- _Direction_: Check each line of the entries below for the string "Stephansplatz"; copy every line where it appears.

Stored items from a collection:
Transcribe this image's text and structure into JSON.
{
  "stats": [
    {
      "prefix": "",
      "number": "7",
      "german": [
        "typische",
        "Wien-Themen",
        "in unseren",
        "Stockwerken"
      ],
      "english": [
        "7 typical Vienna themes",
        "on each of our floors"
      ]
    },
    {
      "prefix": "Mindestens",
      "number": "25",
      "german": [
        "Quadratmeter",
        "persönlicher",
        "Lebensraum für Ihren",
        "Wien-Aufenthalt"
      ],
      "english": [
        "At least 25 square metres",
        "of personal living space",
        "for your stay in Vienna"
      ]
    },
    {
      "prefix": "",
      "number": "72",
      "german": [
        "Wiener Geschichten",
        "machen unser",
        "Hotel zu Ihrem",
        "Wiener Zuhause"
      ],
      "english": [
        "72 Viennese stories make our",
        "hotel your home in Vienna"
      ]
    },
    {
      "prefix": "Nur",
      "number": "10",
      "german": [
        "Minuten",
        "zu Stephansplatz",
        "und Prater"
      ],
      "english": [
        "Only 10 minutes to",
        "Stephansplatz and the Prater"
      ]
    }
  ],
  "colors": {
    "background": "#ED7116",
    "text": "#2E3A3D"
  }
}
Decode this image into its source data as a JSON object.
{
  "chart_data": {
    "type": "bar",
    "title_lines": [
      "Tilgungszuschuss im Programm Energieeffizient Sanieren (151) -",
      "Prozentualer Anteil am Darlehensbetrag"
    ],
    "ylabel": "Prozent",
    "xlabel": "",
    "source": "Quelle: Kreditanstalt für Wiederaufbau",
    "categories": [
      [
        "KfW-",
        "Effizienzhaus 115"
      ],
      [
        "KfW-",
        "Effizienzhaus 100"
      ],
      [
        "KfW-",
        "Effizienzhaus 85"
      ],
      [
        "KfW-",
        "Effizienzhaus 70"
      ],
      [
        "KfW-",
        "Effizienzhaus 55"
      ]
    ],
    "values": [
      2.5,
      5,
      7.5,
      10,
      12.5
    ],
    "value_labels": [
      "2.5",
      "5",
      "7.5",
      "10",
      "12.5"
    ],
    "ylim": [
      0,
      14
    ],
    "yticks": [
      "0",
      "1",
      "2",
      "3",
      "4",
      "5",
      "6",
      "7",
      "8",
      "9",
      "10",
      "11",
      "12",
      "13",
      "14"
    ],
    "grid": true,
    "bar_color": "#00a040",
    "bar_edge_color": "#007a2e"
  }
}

- _Written response_:
        "zu Stephansplatz",
        "Stephansplatz and the Prater"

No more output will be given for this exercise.